Dataset entries —
● ● ● ●

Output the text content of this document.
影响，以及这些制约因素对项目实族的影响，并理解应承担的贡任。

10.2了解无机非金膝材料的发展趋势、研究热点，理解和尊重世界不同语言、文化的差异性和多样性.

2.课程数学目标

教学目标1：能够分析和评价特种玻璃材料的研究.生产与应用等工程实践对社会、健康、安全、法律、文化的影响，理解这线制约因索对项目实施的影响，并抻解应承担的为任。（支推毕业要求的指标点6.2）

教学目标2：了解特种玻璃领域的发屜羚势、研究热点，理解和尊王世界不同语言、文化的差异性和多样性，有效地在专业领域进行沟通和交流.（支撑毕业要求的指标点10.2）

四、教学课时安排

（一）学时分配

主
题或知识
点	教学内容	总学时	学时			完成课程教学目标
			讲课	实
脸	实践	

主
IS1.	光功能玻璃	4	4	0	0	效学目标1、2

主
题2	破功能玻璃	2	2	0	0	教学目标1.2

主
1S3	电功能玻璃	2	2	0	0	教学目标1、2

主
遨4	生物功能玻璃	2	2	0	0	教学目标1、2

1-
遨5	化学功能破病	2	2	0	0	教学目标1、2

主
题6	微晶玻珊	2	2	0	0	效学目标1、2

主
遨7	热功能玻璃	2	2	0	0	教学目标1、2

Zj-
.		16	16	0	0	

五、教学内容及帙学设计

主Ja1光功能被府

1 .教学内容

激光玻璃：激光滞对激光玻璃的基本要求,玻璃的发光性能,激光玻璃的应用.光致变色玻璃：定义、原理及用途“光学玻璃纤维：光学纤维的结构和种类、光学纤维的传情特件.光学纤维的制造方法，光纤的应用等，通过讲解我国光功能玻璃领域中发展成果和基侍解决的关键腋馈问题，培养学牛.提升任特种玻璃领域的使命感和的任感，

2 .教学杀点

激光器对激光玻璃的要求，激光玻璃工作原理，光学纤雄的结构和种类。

● ● ● ●

Repeat the data in its entirety, character for character.

Output the text content of this document.
影响，以及这些制约因素对项目实族的影响，并理解应承担的贡任。

10.2了解无机非金膝材料的发展趋势、研究热点，理解和尊重世界不同语言、文化的差异性和多样性.

2.课程数学目标

教学目标1：能够分析和评价特种玻璃材料的研究.生产与应用等工程实践对社会、健康、安全、法律、文化的影响，理解这线制约因索对项目实施的影响，并抻解应承担的为任。（支推毕业要求的指标点6.2）

教学目标2：了解特种玻璃领域的发屜羚势、研究热点，理解和尊王世界不同语言、文化的差异性和多样性，有效地在专业领域进行沟通和交流.（支撑毕业要求的指标点10.2）

四、教学课时安排

（一）学时分配

主
题或知识
点	教学内容	总学时	学时			完成课程教学目标
			讲课	实
脸	实践	

主
IS1.	光功能玻璃	4	4	0	0	效学目标1、2

主
题2	破功能玻璃	2	2	0	0	教学目标1.2

主
1S3	电功能玻璃	2	2	0	0	教学目标1、2

主
遨4	生物功能玻璃	2	2	0	0	教学目标1、2

1-
遨5	化学功能破病	2	2	0	0	教学目标1、2

主
题6	微晶玻珊	2	2	0	0	效学目标1、2

主
遨7	热功能玻璃	2	2	0	0	教学目标1、2

Zj-
.		16	16	0	0	

五、教学内容及帙学设计

主Ja1光功能被府

1 .教学内容

激光玻璃：激光滞对激光玻璃的基本要求,玻璃的发光性能,激光玻璃的应用.光致变色玻璃：定义、原理及用途“光学玻璃纤维：光学纤维的结构和种类、光学纤维的传情特件.光学纤维的制造方法，光纤的应用等，通过讲解我国光功能玻璃领域中发展成果和基侍解决的关键腋馈问题，培养学牛.提升任特种玻璃领域的使命感和的任感，

2 .教学杀点

激光器对激光玻璃的要求，激光玻璃工作原理，光学纤雄的结构和种类。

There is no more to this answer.